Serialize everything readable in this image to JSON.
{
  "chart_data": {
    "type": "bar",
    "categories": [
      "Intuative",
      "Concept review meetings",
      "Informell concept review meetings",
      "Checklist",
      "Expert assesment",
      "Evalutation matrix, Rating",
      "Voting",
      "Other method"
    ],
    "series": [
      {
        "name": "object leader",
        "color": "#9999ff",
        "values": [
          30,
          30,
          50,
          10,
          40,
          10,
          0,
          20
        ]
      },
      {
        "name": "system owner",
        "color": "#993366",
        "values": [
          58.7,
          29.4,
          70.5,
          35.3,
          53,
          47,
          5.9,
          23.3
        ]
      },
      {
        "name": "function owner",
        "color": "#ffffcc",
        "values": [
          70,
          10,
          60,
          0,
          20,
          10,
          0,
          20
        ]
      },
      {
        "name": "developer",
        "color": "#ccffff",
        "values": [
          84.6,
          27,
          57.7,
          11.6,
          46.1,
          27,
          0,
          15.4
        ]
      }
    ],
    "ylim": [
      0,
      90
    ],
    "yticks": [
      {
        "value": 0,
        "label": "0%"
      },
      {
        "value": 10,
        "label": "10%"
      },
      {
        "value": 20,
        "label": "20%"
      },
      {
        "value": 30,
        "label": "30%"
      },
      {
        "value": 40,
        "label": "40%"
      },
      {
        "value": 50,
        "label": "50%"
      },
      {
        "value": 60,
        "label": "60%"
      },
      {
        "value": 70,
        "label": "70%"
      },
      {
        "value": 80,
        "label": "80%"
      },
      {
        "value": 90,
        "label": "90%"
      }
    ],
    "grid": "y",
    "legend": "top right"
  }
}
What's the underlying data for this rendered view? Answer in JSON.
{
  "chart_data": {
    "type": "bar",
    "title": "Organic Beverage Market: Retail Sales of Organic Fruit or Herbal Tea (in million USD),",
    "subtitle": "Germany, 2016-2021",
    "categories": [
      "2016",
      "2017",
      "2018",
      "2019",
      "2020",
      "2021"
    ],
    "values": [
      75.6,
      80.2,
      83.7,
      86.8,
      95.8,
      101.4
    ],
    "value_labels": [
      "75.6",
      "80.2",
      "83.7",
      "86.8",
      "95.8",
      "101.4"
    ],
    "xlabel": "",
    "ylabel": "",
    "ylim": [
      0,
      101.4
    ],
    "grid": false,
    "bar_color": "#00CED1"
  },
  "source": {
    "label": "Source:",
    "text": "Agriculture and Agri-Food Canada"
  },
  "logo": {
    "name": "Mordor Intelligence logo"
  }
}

| Your task |
From the listing above, copy every line that holds the string "owner".

| Expected output |
        "name": "system owner",
        "name": "function owner",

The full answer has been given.